=== Aim ===
Retype the material below. Keep every word exactly as it is.

** begin Material to process **

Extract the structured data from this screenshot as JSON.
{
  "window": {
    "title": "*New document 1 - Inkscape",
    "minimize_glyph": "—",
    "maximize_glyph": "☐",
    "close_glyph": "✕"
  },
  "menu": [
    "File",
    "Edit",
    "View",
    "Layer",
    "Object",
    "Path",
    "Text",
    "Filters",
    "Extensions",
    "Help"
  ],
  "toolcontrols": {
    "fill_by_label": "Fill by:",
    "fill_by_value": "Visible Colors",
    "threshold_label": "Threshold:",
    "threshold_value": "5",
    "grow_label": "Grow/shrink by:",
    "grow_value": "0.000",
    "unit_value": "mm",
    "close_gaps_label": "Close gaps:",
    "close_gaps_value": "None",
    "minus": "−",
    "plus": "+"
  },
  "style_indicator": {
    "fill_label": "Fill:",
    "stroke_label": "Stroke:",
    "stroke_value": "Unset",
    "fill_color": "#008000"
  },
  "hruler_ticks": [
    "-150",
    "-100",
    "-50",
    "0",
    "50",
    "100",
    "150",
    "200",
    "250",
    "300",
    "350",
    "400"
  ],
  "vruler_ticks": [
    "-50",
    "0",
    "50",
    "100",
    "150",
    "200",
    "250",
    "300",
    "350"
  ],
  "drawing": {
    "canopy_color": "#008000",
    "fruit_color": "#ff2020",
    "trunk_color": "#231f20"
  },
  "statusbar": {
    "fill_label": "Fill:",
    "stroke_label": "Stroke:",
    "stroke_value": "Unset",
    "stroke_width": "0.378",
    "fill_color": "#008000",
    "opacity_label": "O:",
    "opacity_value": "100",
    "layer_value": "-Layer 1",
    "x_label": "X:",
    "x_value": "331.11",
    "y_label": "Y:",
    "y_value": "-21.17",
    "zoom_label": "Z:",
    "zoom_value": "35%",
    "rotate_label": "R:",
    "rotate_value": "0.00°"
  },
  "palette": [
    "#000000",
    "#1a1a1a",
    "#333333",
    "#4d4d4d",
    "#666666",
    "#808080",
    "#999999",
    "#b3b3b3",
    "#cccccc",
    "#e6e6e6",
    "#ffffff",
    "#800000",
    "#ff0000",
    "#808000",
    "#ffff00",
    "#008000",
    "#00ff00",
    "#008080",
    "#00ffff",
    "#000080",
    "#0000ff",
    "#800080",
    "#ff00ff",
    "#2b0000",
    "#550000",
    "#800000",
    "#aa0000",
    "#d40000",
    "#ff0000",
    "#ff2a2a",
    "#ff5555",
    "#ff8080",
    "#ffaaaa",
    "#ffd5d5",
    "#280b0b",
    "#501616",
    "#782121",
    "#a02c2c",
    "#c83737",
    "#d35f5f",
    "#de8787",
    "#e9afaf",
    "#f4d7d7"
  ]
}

** end Material to process **

=== Output of the task ===
Extract the structured data from this screenshot as JSON.
{
  "window": {
    "title": "*New document 1 - Inkscape",
    "minimize_glyph": "—",
    "maximize_glyph": "☐",
    "close_glyph": "✕"
  },
  "menu": [
    "File",
    "Edit",
    "View",
    "Layer",
    "Object",
    "Path",
    "Text",
    "Filters",
    "Extensions",
    "Help"
  ],
  "toolcontrols": {
    "fill_by_label": "Fill by:",
    "fill_by_value": "Visible Colors",
    "threshold_label": "Threshold:",
    "threshold_value": "5",
    "grow_label": "Grow/shrink by:",
    "grow_value": "0.000",
    "unit_value": "mm",
    "close_gaps_label": "Close gaps:",
    "close_gaps_value": "None",
    "minus": "−",
    "plus": "+"
  },
  "style_indicator": {
    "fill_label": "Fill:",
    "stroke_label": "Stroke:",
    "stroke_value": "Unset",
    "fill_color": "#008000"
  },
  "hruler_ticks": [
    "-150",
    "-100",
    "-50",
    "0",
    "50",
    "100",
    "150",
    "200",
    "250",
    "300",
    "350",
    "400"
  ],
  "vruler_ticks": [
    "-50",
    "0",
    "50",
    "100",
    "150",
    "200",
    "250",
    "300",
    "350"
  ],
  "drawing": {
    "canopy_color": "#008000",
    "fruit_color": "#ff2020",
    "trunk_color": "#231f20"
  },
  "statusbar": {
    "fill_label": "Fill:",
    "stroke_label": "Stroke:",
    "stroke_value": "Unset",
    "stroke_width": "0.378",
    "fill_color": "#008000",
    "opacity_label": "O:",
    "opacity_value": "100",
    "layer_value": "-Layer 1",
    "x_label": "X:",
    "x_value": "331.11",
    "y_label": "Y:",
    "y_value": "-21.17",
    "zoom_label": "Z:",
    "zoom_value": "35%",
    "rotate_label": "R:",
    "rotate_value": "0.00°"
  },
  "palette": [
    "#000000",
    "#1a1a1a",
    "#333333",
    "#4d4d4d",
    "#666666",
    "#808080",
    "#999999",
    "#b3b3b3",
    "#cccccc",
    "#e6e6e6",
    "#ffffff",
    "#800000",
    "#ff0000",
    "#808000",
    "#ffff00",
    "#008000",
    "#00ff00",
    "#008080",
    "#00ffff",
    "#000080",
    "#0000ff",
    "#800080",
    "#ff00ff",
    "#2b0000",
    "#550000",
    "#800000",
    "#aa0000",
    "#d40000",
    "#ff0000",
    "#ff2a2a",
    "#ff5555",
    "#ff8080",
    "#ffaaaa",
    "#ffd5d5",
    "#280b0b",
    "#501616",
    "#782121",
    "#a02c2c",
    "#c83737",
    "#d35f5f",
    "#de8787",
    "#e9afaf",
    "#f4d7d7"
  ]
}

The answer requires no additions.